BEGIN TASK INPUTS

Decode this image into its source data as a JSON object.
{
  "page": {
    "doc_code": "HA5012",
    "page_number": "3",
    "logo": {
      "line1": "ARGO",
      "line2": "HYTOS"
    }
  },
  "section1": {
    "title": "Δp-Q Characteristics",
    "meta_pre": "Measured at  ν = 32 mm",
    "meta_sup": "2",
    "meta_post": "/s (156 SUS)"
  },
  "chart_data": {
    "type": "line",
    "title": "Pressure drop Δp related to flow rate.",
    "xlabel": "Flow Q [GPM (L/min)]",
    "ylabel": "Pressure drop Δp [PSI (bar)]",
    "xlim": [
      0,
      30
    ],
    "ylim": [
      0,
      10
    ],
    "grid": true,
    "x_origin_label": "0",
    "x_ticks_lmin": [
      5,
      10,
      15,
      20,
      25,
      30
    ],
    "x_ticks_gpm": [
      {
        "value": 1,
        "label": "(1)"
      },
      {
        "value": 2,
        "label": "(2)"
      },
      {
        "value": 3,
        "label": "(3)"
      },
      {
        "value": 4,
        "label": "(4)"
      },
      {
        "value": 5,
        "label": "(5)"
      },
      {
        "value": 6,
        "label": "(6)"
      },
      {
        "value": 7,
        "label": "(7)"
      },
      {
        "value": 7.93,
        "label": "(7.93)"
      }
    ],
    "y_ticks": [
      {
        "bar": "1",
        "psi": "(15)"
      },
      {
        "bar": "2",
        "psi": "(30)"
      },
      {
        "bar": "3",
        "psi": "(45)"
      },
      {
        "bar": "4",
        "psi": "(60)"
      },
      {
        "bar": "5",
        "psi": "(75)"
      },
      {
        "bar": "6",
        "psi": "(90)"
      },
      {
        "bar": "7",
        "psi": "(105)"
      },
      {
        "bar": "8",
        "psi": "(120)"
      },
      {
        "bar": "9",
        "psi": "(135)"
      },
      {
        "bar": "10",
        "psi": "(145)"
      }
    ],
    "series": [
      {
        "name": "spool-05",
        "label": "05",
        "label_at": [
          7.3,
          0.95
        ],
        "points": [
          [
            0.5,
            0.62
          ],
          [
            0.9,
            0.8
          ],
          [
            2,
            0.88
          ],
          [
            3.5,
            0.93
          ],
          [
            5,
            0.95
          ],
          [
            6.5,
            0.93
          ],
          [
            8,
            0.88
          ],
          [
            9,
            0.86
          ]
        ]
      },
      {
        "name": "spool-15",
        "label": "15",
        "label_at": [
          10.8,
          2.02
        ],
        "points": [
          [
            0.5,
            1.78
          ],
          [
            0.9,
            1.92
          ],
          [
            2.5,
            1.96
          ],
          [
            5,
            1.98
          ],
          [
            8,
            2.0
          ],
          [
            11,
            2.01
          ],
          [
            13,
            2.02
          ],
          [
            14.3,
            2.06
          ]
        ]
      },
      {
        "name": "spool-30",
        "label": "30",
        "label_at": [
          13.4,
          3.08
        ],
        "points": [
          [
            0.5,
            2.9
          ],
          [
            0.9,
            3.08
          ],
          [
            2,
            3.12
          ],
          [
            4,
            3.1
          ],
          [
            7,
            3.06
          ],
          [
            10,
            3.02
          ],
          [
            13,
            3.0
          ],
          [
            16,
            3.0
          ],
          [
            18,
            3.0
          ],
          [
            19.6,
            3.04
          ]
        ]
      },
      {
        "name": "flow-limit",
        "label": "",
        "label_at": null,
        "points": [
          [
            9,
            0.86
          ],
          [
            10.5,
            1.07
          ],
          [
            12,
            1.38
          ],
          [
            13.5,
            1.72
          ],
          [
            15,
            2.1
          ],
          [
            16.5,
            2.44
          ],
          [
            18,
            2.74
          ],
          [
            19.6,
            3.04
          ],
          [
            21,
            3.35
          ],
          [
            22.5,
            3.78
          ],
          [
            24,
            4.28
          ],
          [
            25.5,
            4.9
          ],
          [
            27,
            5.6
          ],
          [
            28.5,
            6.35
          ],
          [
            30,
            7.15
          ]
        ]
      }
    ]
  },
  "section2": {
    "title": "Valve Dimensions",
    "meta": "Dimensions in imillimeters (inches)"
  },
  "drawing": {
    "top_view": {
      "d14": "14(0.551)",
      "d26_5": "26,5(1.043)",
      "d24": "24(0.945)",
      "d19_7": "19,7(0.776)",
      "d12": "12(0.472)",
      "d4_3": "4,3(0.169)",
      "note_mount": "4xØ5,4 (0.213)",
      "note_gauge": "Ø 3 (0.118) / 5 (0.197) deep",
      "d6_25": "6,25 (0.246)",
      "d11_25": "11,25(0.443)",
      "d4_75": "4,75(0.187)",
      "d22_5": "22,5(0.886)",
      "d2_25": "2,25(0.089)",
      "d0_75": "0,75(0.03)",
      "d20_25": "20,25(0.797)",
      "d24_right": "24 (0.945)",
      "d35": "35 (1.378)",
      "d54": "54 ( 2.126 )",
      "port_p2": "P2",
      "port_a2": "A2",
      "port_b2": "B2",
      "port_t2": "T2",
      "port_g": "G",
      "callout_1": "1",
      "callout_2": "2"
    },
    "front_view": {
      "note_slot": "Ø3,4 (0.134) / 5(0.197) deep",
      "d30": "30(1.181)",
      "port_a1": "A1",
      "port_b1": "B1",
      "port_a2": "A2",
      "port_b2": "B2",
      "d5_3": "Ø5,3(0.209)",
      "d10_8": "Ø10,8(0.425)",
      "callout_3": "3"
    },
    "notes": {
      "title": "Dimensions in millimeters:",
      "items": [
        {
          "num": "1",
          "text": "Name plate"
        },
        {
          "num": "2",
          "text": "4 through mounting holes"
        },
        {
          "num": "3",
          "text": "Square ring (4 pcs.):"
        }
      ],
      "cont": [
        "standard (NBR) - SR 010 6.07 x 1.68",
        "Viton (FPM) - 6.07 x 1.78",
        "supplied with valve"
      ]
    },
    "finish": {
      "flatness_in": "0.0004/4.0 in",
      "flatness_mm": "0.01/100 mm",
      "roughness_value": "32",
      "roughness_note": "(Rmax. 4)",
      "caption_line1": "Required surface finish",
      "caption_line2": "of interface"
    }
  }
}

END TASK INPUTS

PROBLEM TO SOLVE ▸ Identify every line where the string "text" appears.

WRITTEN RESPONSE ▸
          "text": "Name plate"
          "text": "4 through mounting holes"
          "text": "Square ring (4 pcs.):"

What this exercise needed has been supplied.